-- BEGIN Stored records --

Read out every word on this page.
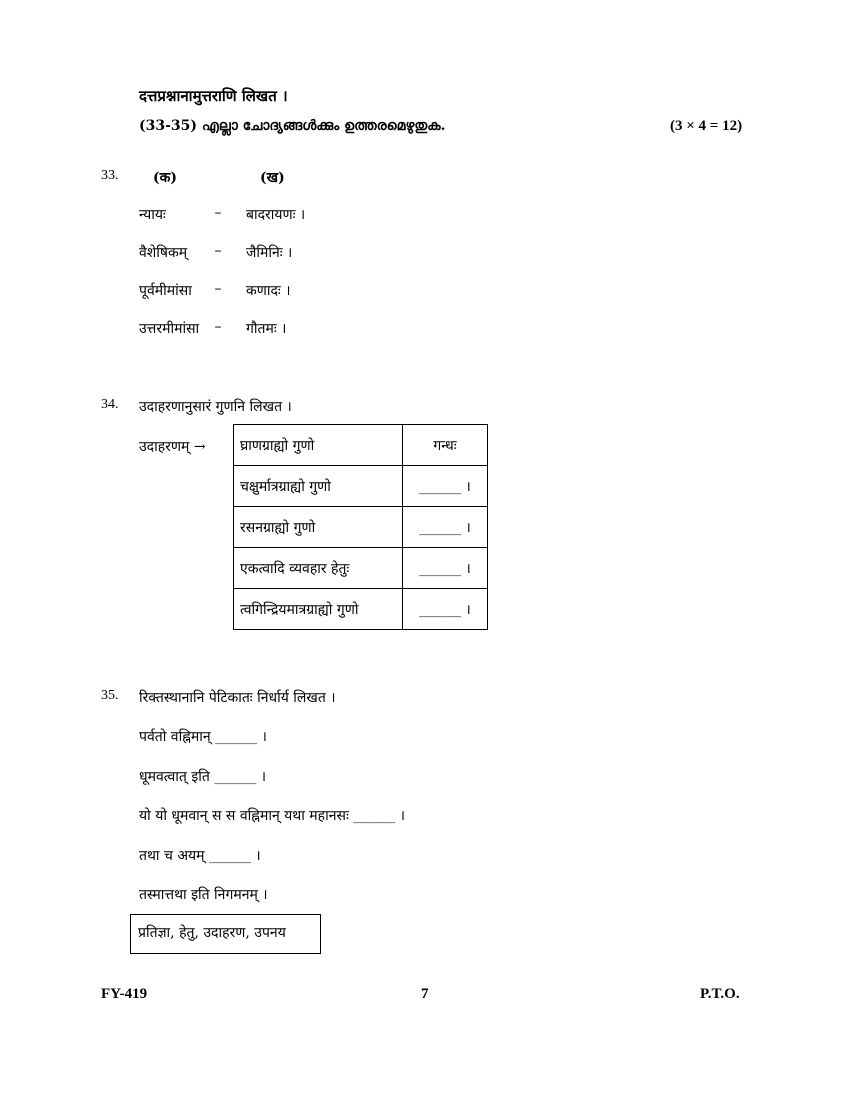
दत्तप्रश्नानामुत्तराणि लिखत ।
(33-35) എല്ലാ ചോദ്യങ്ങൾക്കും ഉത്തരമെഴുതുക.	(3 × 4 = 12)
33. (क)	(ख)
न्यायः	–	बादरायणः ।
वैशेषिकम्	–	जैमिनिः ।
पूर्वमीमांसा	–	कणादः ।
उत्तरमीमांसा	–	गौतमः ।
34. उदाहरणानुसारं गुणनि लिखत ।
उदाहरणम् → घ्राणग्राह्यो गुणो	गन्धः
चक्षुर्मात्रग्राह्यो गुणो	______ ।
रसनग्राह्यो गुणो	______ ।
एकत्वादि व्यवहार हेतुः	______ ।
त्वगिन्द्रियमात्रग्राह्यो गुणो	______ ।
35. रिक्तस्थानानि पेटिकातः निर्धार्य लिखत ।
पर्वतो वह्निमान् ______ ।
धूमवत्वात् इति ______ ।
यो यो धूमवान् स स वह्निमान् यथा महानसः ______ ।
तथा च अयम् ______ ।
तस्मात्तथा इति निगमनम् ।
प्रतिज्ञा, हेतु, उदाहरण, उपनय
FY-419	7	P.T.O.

-- END Stored records --

• [What you will do] Every entry must be written out exactly, with all pictures left out.

• [Written reply]
Read out every word on this page.
दत्तप्रश्नानामुत्तराणि लिखत ।
(33-35) എല്ലാ ചോദ്യങ്ങൾക്കും ഉത്തരമെഴുതുക.	(3 × 4 = 12)
33. (क)	(ख)
न्यायः	–	बादरायणः ।
वैशेषिकम्	–	जैमिनिः ।
पूर्वमीमांसा	–	कणादः ।
उत्तरमीमांसा	–	गौतमः ।
34. उदाहरणानुसारं गुणनि लिखत ।
उदाहरणम् → घ्राणग्राह्यो गुणो	गन्धः
चक्षुर्मात्रग्राह्यो गुणो	______ ।
रसनग्राह्यो गुणो	______ ।
एकत्वादि व्यवहार हेतुः	______ ।
त्वगिन्द्रियमात्रग्राह्यो गुणो	______ ।
35. रिक्तस्थानानि पेटिकातः निर्धार्य लिखत ।
पर्वतो वह्निमान् ______ ।
धूमवत्वात् इति ______ ।
यो यो धूमवान् स स वह्निमान् यथा महानसः ______ ।
तथा च अयम् ______ ।
तस्मात्तथा इति निगमनम् ।
प्रतिज्ञा, हेतु, उदाहरण, उपनय
FY-419	7	P.T.O.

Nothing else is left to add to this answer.